Dataset entries ->
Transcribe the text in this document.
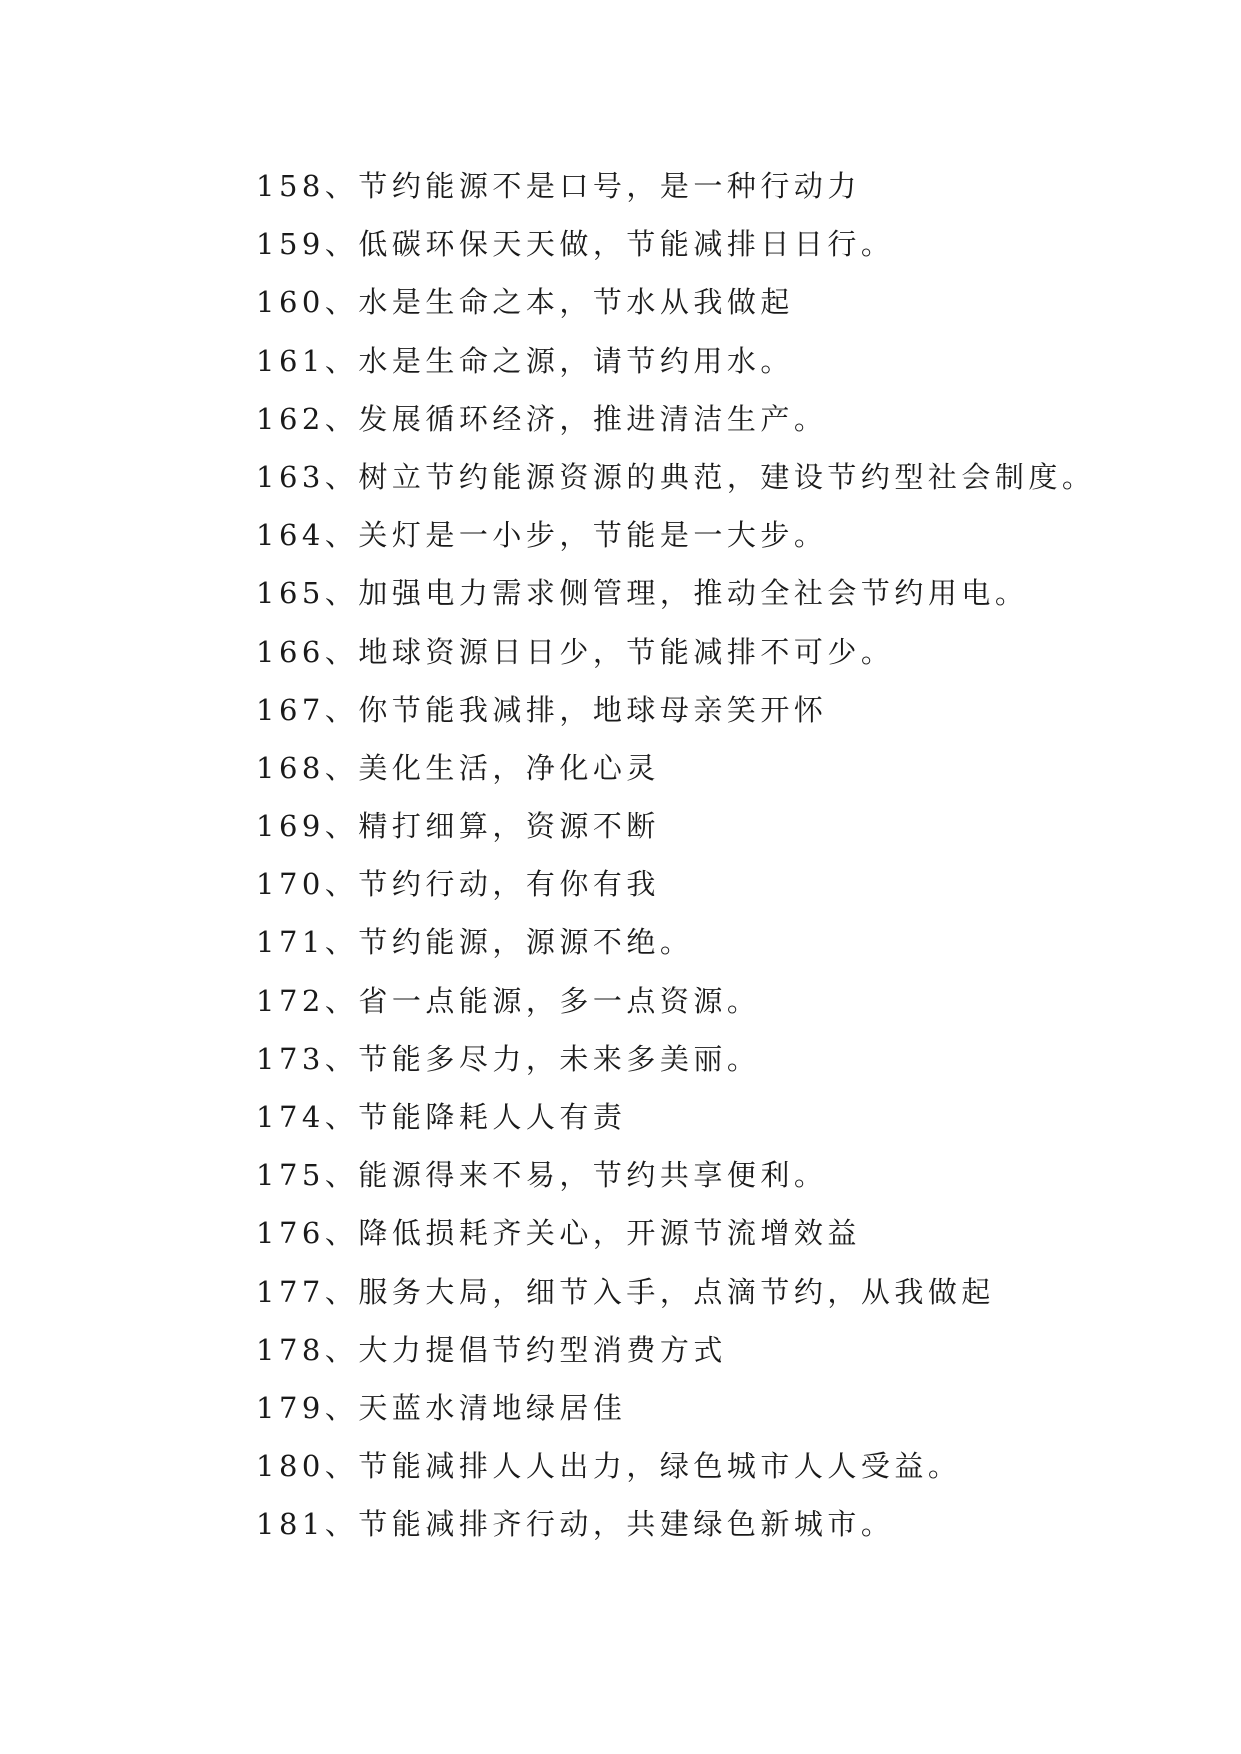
158、节约能源不是口号，是一种行动力
159、低碳环保天天做，节能减排日日行。
160、水是生命之本，节水从我做起
161、水是生命之源，请节约用水。
162、发展循环经济，推进清洁生产。
163、树立节约能源资源的典范，建设节约型社会制度。
164、关灯是一小步，节能是一大步。
165、加强电力需求侧管理，推动全社会节约用电。
166、地球资源日日少，节能减排不可少。
167、你节能我减排，地球母亲笑开怀
168、美化生活，净化心灵
169、精打细算，资源不断
170、节约行动，有你有我
171、节约能源，源源不绝。
172、省一点能源，多一点资源。
173、节能多尽力，未来多美丽。
174、节能降耗人人有责
175、能源得来不易，节约共享便利。
176、降低损耗齐关心，开源节流增效益
177、服务大局，细节入手，点滴节约，从我做起
178、大力提倡节约型消费方式
179、天蓝水清地绿居佳
180、节能减排人人出力，绿色城市人人受益。
181、节能减排齐行动，共建绿色新城市。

Exercise aim -> Copy the listing in full and without alteration, omitting every picture.

Right answer ->
Transcribe the text in this document.
158、节约能源不是口号，是一种行动力
159、低碳环保天天做，节能减排日日行。
160、水是生命之本，节水从我做起
161、水是生命之源，请节约用水。
162、发展循环经济，推进清洁生产。
163、树立节约能源资源的典范，建设节约型社会制度。
164、关灯是一小步，节能是一大步。
165、加强电力需求侧管理，推动全社会节约用电。
166、地球资源日日少，节能减排不可少。
167、你节能我减排，地球母亲笑开怀
168、美化生活，净化心灵
169、精打细算，资源不断
170、节约行动，有你有我
171、节约能源，源源不绝。
172、省一点能源，多一点资源。
173、节能多尽力，未来多美丽。
174、节能降耗人人有责
175、能源得来不易，节约共享便利。
176、降低损耗齐关心，开源节流增效益
177、服务大局，细节入手，点滴节约，从我做起
178、大力提倡节约型消费方式
179、天蓝水清地绿居佳
180、节能减排人人出力，绿色城市人人受益。
181、节能减排齐行动，共建绿色新城市。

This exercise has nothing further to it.